▸ Task directions: Locate every line that holds the string "JSON" and copy it.

************

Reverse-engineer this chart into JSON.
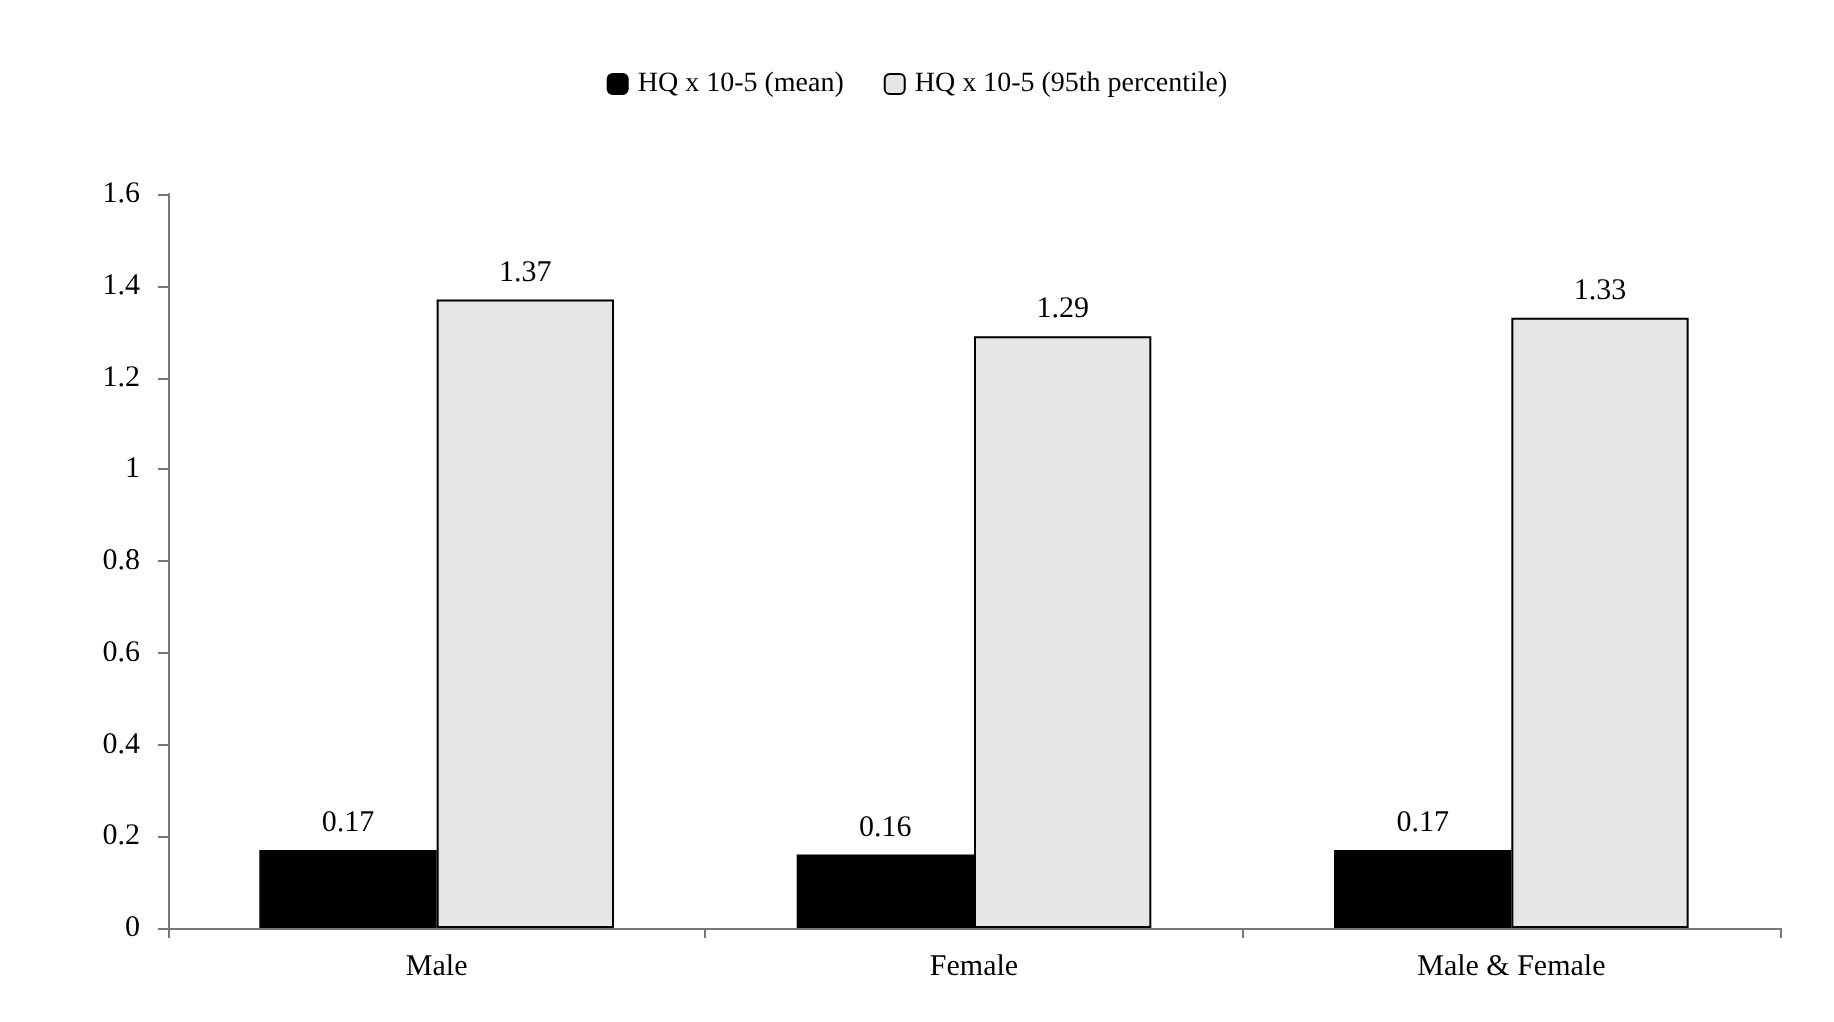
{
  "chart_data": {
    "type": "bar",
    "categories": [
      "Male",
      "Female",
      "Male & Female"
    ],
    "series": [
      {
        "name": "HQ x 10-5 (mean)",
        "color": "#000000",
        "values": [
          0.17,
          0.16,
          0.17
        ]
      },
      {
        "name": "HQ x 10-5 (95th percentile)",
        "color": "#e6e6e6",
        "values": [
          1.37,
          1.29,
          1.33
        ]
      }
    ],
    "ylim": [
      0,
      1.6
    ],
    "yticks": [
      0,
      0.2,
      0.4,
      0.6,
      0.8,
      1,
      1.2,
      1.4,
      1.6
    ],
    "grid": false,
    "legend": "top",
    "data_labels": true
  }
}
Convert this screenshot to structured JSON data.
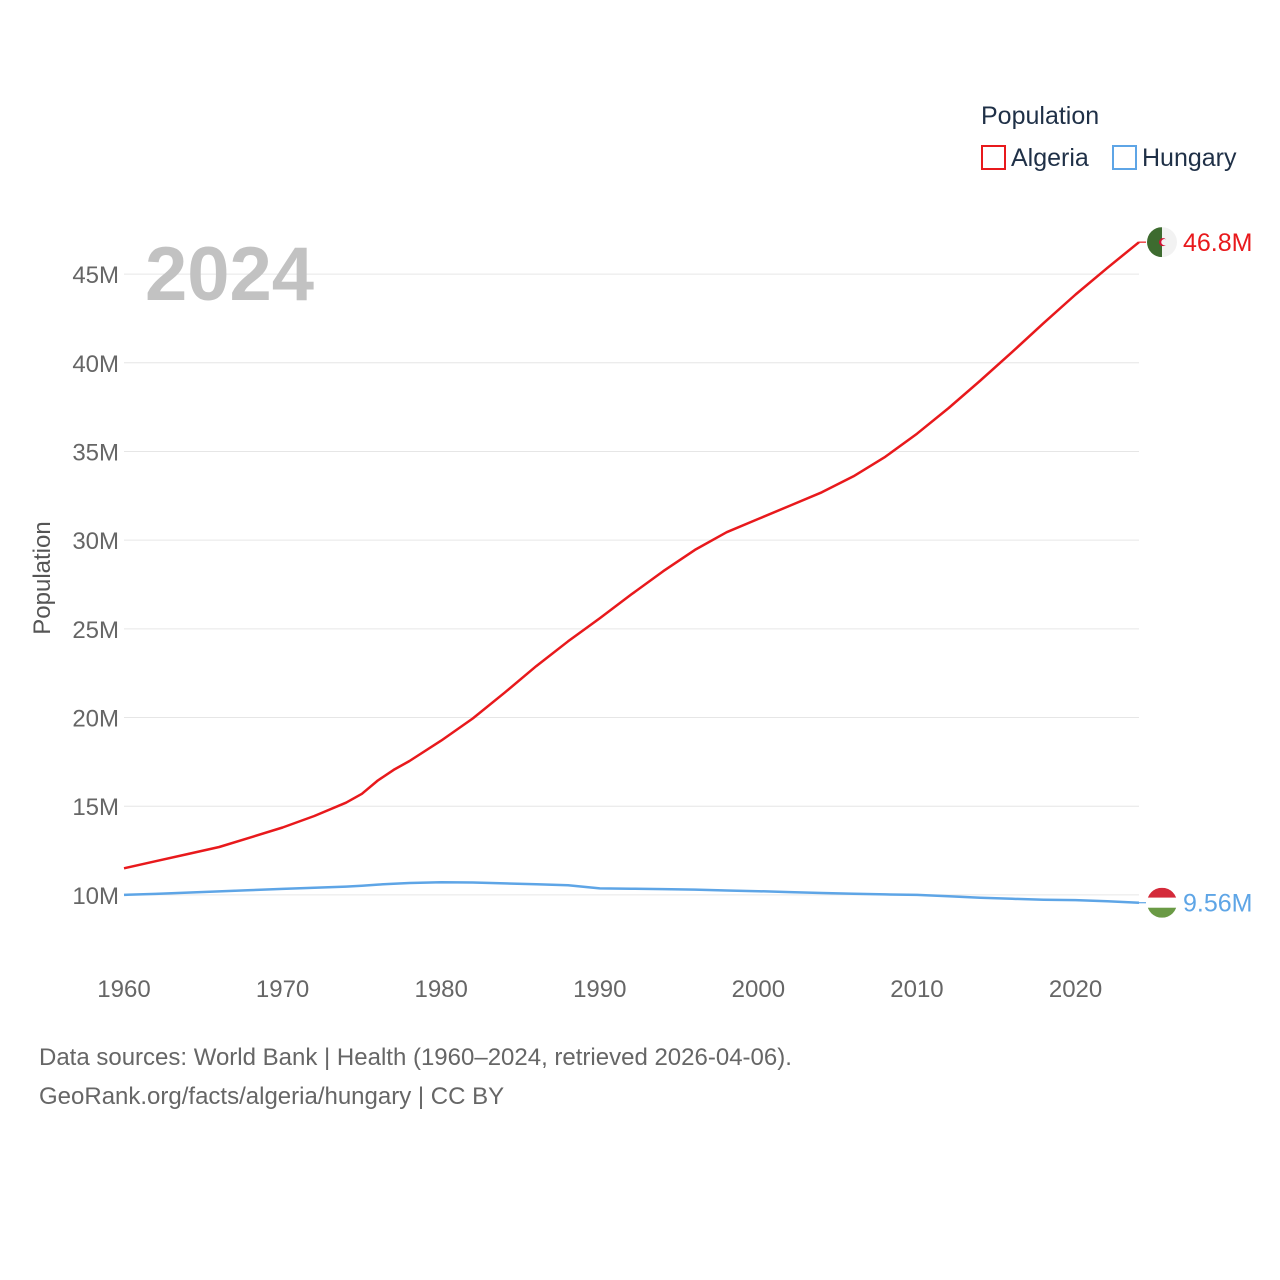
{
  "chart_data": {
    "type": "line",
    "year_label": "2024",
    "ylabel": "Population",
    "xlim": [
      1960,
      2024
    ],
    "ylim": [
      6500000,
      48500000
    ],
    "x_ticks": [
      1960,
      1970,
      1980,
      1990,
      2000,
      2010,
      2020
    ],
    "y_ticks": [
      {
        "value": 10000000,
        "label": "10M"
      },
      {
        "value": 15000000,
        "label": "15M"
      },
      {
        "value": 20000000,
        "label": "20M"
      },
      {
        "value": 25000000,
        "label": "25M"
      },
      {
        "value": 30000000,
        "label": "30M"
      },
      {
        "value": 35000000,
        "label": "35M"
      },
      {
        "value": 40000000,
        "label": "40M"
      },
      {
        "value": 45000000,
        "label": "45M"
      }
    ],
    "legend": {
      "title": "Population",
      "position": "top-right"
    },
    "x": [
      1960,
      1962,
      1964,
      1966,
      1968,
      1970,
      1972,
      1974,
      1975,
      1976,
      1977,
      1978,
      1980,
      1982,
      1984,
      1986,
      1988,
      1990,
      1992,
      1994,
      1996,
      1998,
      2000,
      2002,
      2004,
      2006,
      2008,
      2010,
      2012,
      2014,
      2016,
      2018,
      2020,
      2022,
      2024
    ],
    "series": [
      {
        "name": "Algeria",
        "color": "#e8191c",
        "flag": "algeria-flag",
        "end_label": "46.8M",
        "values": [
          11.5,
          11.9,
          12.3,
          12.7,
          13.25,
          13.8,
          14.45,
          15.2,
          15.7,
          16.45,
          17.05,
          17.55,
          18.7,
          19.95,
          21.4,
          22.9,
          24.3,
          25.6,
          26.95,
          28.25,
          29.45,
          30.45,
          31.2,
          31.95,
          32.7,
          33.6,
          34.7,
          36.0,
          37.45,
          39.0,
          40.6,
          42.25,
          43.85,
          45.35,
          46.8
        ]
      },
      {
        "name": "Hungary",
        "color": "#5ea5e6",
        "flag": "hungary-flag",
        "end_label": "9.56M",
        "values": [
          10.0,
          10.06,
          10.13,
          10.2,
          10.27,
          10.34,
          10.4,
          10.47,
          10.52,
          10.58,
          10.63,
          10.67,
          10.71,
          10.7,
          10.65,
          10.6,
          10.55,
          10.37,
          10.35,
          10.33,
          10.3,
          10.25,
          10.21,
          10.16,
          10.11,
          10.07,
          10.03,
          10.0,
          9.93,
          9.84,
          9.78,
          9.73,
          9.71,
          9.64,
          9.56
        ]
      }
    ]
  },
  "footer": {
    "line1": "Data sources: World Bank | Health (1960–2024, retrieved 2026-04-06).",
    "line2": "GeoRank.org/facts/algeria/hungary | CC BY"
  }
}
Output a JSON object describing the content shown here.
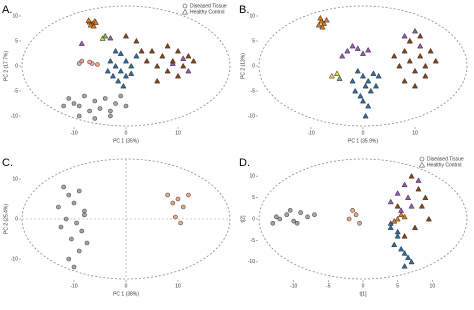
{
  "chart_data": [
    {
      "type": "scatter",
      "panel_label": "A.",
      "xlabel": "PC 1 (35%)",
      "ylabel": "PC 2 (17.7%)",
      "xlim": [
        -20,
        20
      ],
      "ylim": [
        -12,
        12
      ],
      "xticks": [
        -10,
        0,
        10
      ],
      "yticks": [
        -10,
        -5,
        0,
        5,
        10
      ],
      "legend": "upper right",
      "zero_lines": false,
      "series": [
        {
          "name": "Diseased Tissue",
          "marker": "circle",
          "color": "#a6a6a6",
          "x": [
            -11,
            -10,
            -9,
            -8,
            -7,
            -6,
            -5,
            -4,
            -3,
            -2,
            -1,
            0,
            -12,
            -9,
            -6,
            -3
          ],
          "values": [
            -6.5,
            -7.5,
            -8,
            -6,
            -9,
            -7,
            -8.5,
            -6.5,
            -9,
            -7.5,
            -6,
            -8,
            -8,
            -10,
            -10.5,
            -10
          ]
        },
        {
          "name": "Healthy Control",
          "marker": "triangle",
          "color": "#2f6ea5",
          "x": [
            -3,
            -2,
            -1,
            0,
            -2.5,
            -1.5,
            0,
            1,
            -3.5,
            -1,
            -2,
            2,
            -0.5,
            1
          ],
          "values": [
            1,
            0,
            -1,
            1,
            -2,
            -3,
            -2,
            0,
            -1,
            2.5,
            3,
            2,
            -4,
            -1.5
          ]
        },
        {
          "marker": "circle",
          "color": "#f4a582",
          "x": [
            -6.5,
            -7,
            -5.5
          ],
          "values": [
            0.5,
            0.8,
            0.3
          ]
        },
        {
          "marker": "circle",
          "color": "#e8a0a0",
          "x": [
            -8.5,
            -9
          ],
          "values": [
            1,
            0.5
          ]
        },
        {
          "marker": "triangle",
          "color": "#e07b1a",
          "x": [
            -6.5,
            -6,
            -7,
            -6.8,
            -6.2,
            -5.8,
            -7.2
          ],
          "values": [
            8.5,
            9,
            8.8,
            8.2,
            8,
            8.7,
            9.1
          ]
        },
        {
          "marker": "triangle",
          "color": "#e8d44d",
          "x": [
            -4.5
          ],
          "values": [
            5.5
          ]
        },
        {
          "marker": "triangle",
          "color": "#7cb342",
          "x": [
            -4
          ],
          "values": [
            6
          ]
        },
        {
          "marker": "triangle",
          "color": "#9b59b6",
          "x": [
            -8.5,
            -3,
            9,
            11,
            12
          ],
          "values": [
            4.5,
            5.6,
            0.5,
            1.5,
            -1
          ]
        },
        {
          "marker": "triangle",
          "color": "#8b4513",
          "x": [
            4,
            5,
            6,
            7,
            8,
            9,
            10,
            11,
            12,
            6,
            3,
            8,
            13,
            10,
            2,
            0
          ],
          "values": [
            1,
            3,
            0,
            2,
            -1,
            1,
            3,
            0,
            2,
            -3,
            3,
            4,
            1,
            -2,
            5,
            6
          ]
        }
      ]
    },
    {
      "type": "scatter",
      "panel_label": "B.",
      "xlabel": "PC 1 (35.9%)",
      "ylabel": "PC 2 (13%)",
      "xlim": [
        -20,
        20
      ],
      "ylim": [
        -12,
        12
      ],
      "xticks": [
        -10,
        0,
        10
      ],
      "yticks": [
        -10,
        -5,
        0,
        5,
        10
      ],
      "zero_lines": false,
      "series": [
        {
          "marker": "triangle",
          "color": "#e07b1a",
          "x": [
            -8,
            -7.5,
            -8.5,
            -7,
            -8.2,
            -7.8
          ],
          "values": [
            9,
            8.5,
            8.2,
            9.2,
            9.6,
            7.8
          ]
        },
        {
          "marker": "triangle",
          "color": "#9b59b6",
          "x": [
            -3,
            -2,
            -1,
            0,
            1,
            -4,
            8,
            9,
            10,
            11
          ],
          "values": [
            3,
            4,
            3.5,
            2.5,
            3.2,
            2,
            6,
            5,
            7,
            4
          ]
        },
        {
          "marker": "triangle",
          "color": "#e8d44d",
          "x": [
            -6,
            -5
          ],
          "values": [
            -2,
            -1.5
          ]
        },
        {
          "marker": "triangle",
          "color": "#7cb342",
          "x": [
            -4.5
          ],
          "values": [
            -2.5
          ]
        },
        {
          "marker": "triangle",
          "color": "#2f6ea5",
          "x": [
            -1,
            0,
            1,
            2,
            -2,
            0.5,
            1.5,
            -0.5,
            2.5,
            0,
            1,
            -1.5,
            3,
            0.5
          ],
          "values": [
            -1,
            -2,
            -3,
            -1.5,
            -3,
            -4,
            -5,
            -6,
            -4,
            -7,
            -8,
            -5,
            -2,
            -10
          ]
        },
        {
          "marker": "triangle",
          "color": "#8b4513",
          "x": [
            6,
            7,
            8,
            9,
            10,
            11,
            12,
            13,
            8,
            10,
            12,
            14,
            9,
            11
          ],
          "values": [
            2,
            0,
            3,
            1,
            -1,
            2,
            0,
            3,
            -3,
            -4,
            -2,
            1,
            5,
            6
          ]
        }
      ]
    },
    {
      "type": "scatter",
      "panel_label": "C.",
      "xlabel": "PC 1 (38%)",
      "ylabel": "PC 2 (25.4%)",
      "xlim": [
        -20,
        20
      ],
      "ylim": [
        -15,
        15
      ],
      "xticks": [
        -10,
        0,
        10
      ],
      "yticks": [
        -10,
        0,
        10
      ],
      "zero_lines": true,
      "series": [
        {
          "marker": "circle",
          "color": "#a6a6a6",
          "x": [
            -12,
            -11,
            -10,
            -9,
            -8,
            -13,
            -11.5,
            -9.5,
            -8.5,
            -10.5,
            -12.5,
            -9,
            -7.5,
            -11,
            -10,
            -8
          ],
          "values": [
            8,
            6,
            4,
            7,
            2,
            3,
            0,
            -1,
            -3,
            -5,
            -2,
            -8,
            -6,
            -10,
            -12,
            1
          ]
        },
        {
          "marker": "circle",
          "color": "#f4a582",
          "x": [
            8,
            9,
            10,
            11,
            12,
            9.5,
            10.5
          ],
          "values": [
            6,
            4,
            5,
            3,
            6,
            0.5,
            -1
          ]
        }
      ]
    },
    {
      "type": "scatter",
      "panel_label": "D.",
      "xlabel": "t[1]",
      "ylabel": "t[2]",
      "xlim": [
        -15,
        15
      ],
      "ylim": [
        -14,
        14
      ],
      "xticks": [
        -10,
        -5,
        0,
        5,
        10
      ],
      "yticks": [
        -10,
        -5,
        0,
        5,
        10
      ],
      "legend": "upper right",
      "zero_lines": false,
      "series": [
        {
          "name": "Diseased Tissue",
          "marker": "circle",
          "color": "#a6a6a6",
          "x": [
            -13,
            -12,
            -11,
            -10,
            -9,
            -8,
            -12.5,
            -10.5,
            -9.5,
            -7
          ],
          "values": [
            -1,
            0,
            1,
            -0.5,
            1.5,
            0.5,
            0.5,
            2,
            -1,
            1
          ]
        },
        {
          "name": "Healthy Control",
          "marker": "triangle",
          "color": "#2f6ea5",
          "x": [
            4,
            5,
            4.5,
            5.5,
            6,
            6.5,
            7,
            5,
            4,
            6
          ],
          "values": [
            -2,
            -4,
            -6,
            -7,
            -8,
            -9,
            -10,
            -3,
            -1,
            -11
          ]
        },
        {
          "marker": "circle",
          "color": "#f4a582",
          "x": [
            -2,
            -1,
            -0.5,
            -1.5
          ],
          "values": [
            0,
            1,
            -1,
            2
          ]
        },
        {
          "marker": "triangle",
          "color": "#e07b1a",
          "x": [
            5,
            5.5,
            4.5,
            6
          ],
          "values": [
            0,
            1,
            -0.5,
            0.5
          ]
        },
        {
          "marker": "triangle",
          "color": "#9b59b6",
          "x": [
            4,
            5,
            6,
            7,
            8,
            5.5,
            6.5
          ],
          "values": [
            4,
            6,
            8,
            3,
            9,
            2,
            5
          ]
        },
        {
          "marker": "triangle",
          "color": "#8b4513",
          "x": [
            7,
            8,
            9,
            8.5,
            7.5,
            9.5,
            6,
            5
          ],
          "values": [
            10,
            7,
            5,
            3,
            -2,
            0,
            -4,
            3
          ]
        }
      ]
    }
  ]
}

************

▸ Task output:
Reverse-engineer this chart into JSON.
Convert this screenshot to structured JSON data.
Output a JSON object describing the content shown here.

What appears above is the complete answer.